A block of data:
==============================

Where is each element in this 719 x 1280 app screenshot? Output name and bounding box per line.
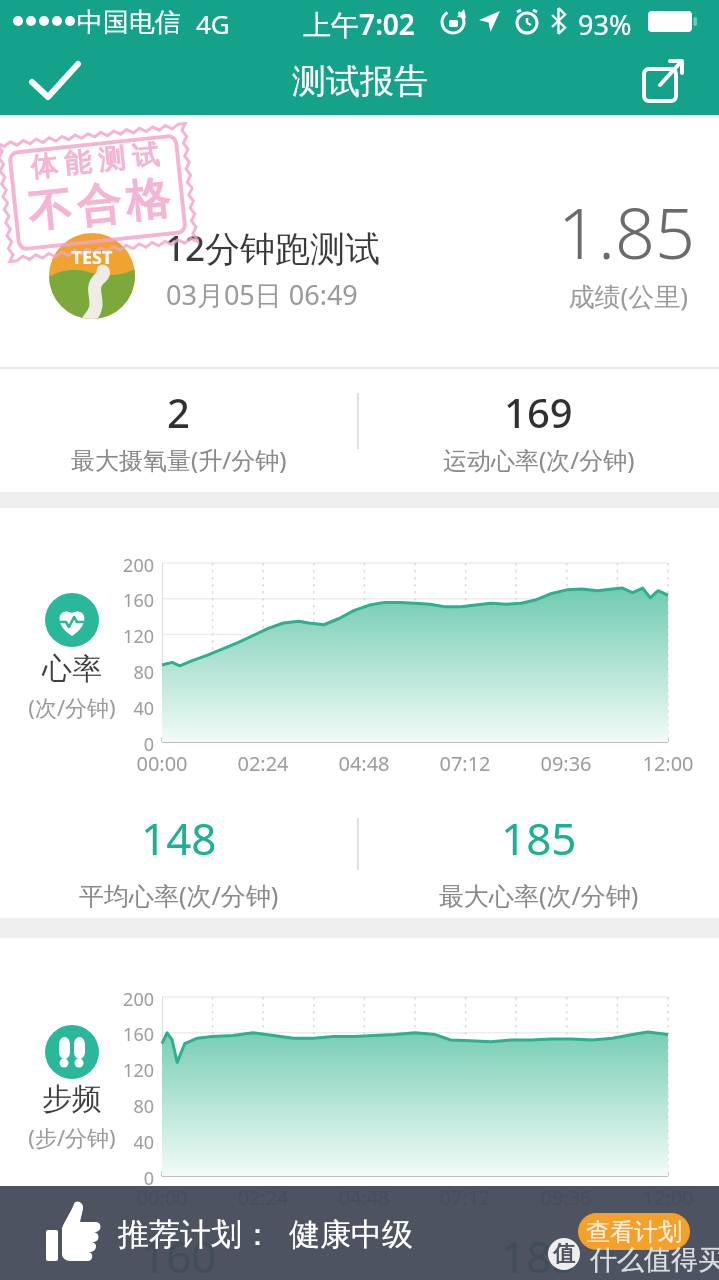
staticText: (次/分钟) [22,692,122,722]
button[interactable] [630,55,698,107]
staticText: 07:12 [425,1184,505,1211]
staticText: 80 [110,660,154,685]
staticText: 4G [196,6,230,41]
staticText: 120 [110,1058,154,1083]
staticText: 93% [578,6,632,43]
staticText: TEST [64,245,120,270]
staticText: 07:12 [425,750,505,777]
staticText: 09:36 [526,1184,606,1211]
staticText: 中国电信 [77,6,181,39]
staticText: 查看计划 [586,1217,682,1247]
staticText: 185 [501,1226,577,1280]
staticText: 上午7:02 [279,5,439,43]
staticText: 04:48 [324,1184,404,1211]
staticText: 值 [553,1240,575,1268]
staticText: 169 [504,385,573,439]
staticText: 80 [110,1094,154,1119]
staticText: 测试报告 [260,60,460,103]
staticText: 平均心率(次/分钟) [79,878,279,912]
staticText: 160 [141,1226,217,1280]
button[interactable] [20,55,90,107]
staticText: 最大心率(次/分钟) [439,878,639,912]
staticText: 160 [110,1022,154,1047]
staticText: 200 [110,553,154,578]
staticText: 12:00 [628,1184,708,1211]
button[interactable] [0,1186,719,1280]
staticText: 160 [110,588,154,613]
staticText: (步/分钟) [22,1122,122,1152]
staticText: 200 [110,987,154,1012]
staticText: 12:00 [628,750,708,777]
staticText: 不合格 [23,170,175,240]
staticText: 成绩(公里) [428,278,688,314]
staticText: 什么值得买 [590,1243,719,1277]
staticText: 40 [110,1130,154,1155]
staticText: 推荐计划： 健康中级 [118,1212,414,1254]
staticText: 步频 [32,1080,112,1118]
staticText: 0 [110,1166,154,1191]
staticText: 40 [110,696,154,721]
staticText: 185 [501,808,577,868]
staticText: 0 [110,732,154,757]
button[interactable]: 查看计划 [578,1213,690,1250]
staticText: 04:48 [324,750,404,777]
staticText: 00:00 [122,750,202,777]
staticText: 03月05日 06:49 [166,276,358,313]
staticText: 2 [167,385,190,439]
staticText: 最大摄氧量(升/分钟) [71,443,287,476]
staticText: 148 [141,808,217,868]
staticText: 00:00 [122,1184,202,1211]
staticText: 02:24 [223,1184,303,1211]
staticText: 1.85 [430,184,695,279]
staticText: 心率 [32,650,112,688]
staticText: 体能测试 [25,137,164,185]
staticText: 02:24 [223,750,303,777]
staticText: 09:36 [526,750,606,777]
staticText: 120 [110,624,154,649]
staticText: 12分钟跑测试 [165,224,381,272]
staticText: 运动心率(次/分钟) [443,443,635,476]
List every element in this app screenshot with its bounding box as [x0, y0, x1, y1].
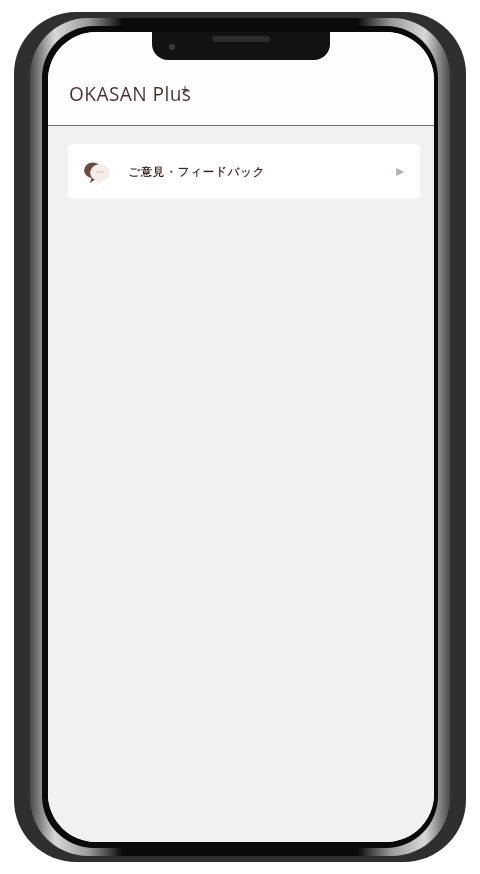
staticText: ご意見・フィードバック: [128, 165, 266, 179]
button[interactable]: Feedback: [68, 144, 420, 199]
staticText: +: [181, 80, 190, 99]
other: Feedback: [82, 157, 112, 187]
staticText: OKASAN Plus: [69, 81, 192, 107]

==============================

WHAT IS REQUIRED: Change every occurrence of "staticText" in the records to "textLabel" and reproduce the records with all else unchanged. Omit the pictures from your answer.

ANSWER TO THE EXERCISE:
Where is each element in this 719 x 1280 app screenshot? Output name and bounding box per line.
textLabel: (次/分钟) [22,692,122,722]
button[interactable] [630,55,698,107]
textLabel: 07:12 [425,1184,505,1211]
textLabel: 80 [110,660,154,685]
textLabel: 4G [196,6,230,41]
textLabel: 120 [110,1058,154,1083]
textLabel: 93% [578,6,632,43]
textLabel: TEST [64,245,120,270]
textLabel: 07:12 [425,750,505,777]
textLabel: 09:36 [526,1184,606,1211]
textLabel: 中国电信 [77,6,181,39]
textLabel: 查看计划 [586,1217,682,1247]
textLabel: 185 [501,1226,577,1280]
textLabel: 上午7:02 [279,5,439,43]
textLabel: 04:48 [324,1184,404,1211]
textLabel: 值 [553,1240,575,1268]
textLabel: 169 [504,385,573,439]
textLabel: 80 [110,1094,154,1119]
textLabel: 测试报告 [260,60,460,103]
textLabel: 平均心率(次/分钟) [79,878,279,912]
textLabel: 160 [141,1226,217,1280]
button[interactable] [20,55,90,107]
textLabel: 最大心率(次/分钟) [439,878,639,912]
textLabel: 160 [110,1022,154,1047]
textLabel: 200 [110,553,154,578]
textLabel: 12:00 [628,1184,708,1211]
button[interactable] [0,1186,719,1280]
textLabel: 160 [110,588,154,613]
textLabel: (步/分钟) [22,1122,122,1152]
textLabel: 200 [110,987,154,1012]
textLabel: 12:00 [628,750,708,777]
textLabel: 不合格 [23,170,175,240]
textLabel: 成绩(公里) [428,278,688,314]
textLabel: 什么值得买 [590,1243,719,1277]
textLabel: 40 [110,1130,154,1155]
textLabel: 推荐计划： 健康中级 [118,1212,414,1254]
textLabel: 步频 [32,1080,112,1118]
textLabel: 0 [110,1166,154,1191]
textLabel: 40 [110,696,154,721]
textLabel: 185 [501,808,577,868]
textLabel: 0 [110,732,154,757]
button[interactable]: 查看计划 [578,1213,690,1250]
textLabel: 04:48 [324,750,404,777]
textLabel: 00:00 [122,750,202,777]
textLabel: 03月05日 06:49 [166,276,358,313]
textLabel: 2 [167,385,190,439]
textLabel: 最大摄氧量(升/分钟) [71,443,287,476]
textLabel: 148 [141,808,217,868]
textLabel: 00:00 [122,1184,202,1211]
textLabel: 02:24 [223,1184,303,1211]
textLabel: 1.85 [430,184,695,279]
textLabel: 心率 [32,650,112,688]
textLabel: 体能测试 [25,137,164,185]
textLabel: 02:24 [223,750,303,777]
textLabel: 09:36 [526,750,606,777]
textLabel: 120 [110,624,154,649]
textLabel: 12分钟跑测试 [165,224,381,272]
textLabel: 运动心率(次/分钟) [443,443,635,476]
List every element in this app screenshot with its bounding box as [x0, y0, x1, y1].
textLabel: ご意見・フィードバック: [128, 165, 266, 179]
button[interactable]: Feedback: [68, 144, 420, 199]
textLabel: +: [181, 80, 190, 99]
other: Feedback: [82, 157, 112, 187]
textLabel: OKASAN Plus: [69, 81, 192, 107]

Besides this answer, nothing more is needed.